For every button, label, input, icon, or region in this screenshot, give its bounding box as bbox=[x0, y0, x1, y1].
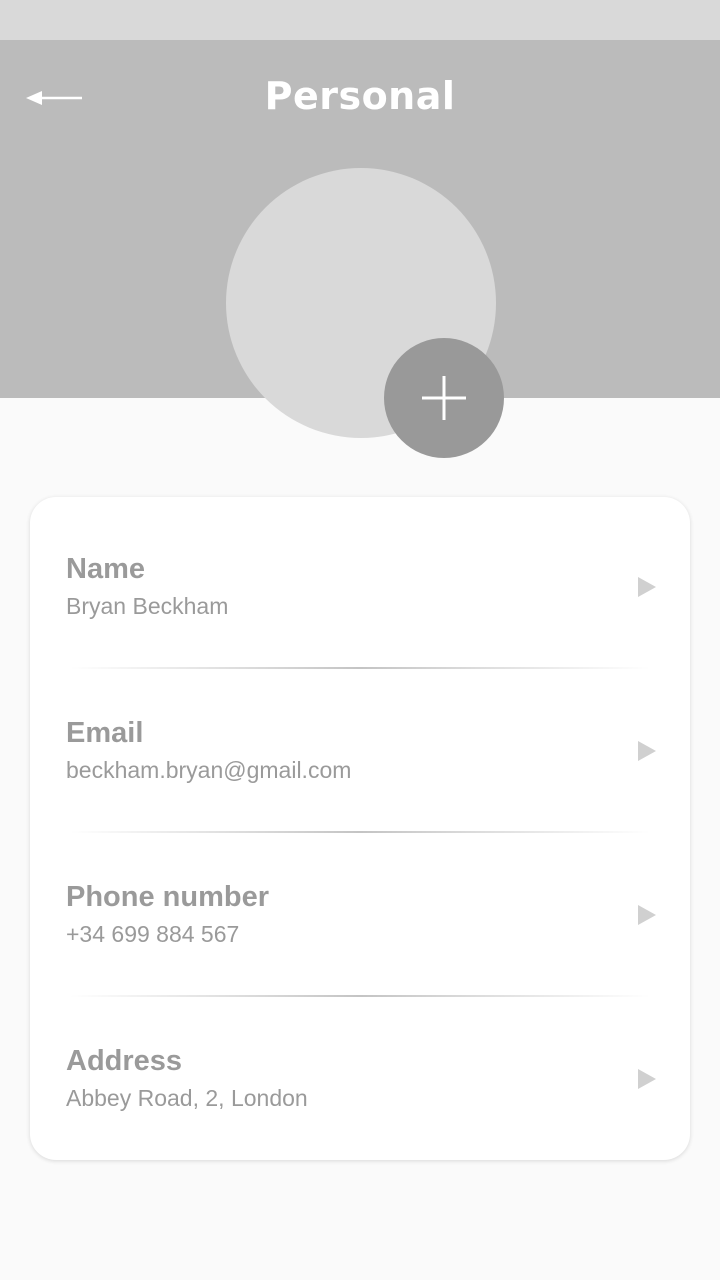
phone-row[interactable]: Phone number +34 699 884 567 bbox=[30, 825, 690, 989]
address-row[interactable]: Address Abbey Road, 2, London bbox=[30, 989, 690, 1153]
add-photo-button[interactable] bbox=[384, 338, 504, 458]
email-value: beckham.bryan@gmail.com bbox=[66, 757, 352, 783]
plus-icon bbox=[422, 376, 466, 420]
phone-value: +34 699 884 567 bbox=[66, 921, 240, 947]
chevron-right-icon bbox=[638, 1069, 656, 1089]
phone-label: Phone number bbox=[66, 881, 270, 913]
chevron-right-icon bbox=[638, 741, 656, 761]
address-label: Address bbox=[66, 1045, 183, 1077]
chevron-right-icon bbox=[638, 905, 656, 925]
name-value: Bryan Beckham bbox=[66, 593, 229, 619]
personal-screen: Personal Name Bryan Beckham Email beckha… bbox=[0, 0, 720, 1280]
chevron-right-icon bbox=[638, 577, 656, 597]
address-value: Abbey Road, 2, London bbox=[66, 1085, 308, 1111]
personal-info-card: Name Bryan Beckham Email beckham.bryan@g… bbox=[30, 497, 690, 1160]
name-row[interactable]: Name Bryan Beckham bbox=[30, 497, 690, 661]
email-label: Email bbox=[66, 717, 144, 749]
name-label: Name bbox=[66, 553, 145, 585]
email-row[interactable]: Email beckham.bryan@gmail.com bbox=[30, 661, 690, 825]
page-title: Personal bbox=[264, 74, 456, 118]
status-bar bbox=[0, 0, 720, 40]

★ ★ ★

▶ What this task involves:
Reproduce every line of the material, substituting "arrow-icon" for each occurrence of "chevron-right-icon" and leaving all other text unchanged. Omit the pictures.

▶ Task response:
For every button, label, input, icon, or region in this screenshot, give its bounding box as bbox=[x0, y0, x1, y1].
phone-row[interactable]: Phone number +34 699 884 567 bbox=[30, 825, 690, 989]
address-row[interactable]: Address Abbey Road, 2, London bbox=[30, 989, 690, 1153]
add-photo-button[interactable] bbox=[384, 338, 504, 458]
email-value: beckham.bryan@gmail.com bbox=[66, 757, 352, 783]
plus-icon bbox=[422, 376, 466, 420]
phone-value: +34 699 884 567 bbox=[66, 921, 240, 947]
arrow-icon bbox=[638, 1069, 656, 1089]
phone-label: Phone number bbox=[66, 881, 270, 913]
arrow-icon bbox=[638, 741, 656, 761]
address-label: Address bbox=[66, 1045, 183, 1077]
arrow-icon bbox=[638, 905, 656, 925]
name-value: Bryan Beckham bbox=[66, 593, 229, 619]
personal-screen: Personal Name Bryan Beckham Email beckha… bbox=[0, 0, 720, 1280]
arrow-icon bbox=[638, 577, 656, 597]
address-value: Abbey Road, 2, London bbox=[66, 1085, 308, 1111]
personal-info-card: Name Bryan Beckham Email beckham.bryan@g… bbox=[30, 497, 690, 1160]
name-row[interactable]: Name Bryan Beckham bbox=[30, 497, 690, 661]
email-label: Email bbox=[66, 717, 144, 749]
name-label: Name bbox=[66, 553, 145, 585]
email-row[interactable]: Email beckham.bryan@gmail.com bbox=[30, 661, 690, 825]
page-title: Personal bbox=[264, 74, 456, 118]
status-bar bbox=[0, 0, 720, 40]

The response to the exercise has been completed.